**What is needed:** Below are some records. Pull every line that contains the word "changes".

■ ■ ■

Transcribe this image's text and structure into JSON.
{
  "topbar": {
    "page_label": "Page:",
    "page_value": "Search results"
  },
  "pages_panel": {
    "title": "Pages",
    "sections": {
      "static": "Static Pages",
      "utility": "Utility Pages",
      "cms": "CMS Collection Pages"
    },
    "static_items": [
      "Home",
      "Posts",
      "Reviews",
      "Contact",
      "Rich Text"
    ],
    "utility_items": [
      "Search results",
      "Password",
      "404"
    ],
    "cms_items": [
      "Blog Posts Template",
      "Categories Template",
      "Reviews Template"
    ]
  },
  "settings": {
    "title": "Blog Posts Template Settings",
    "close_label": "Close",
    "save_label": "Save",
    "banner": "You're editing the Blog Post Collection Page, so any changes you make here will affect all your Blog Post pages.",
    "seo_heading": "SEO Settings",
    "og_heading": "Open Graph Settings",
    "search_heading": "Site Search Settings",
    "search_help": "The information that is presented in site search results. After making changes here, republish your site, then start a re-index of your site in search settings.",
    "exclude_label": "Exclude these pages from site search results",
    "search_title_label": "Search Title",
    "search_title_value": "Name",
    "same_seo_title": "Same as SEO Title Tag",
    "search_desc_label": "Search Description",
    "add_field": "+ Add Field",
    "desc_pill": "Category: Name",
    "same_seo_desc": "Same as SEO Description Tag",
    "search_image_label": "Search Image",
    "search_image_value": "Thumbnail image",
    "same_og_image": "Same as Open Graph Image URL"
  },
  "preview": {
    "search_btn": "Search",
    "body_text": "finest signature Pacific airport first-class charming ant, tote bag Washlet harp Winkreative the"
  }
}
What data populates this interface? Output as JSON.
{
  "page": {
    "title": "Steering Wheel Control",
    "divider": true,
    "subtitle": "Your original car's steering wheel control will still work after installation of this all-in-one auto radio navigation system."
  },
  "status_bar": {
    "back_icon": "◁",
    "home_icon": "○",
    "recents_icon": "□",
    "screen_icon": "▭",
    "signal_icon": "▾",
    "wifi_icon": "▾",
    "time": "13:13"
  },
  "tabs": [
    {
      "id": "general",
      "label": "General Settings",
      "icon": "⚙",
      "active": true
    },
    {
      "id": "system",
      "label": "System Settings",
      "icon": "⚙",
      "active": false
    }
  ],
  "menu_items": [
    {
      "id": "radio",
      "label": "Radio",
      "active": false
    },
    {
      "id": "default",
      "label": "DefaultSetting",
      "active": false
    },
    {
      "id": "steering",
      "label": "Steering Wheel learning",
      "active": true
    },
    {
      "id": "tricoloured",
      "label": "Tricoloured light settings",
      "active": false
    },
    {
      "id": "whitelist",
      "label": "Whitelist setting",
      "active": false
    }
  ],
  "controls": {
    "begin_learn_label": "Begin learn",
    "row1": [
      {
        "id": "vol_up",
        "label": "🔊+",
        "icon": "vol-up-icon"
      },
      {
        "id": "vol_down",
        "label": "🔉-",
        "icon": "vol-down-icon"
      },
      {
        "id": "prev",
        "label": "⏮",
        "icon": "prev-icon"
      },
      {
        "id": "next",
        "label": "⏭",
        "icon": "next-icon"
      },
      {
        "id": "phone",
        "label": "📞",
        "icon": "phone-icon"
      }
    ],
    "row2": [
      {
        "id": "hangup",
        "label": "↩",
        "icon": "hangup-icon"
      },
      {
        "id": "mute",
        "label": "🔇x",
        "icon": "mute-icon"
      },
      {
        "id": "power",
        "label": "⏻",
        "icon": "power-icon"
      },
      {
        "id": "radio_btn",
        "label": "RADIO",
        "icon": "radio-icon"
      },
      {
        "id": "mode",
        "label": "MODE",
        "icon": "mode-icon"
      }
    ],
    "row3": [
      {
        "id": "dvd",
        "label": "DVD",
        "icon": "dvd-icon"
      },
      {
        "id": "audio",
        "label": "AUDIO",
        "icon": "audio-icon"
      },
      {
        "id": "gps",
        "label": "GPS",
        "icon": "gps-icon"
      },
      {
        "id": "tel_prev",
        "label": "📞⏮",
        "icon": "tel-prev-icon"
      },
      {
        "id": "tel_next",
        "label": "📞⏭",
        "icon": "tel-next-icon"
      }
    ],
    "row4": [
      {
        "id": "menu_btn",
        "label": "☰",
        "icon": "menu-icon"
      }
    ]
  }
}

■ ■ ■

**Exercise result:**
    "banner": "You're editing the Blog Post Collection Page, so any changes you make here will affect all your Blog Post pages.",
    "search_help": "The information that is presented in site search results. After making changes here, republish your site, then start a re-index of your site in search settings.",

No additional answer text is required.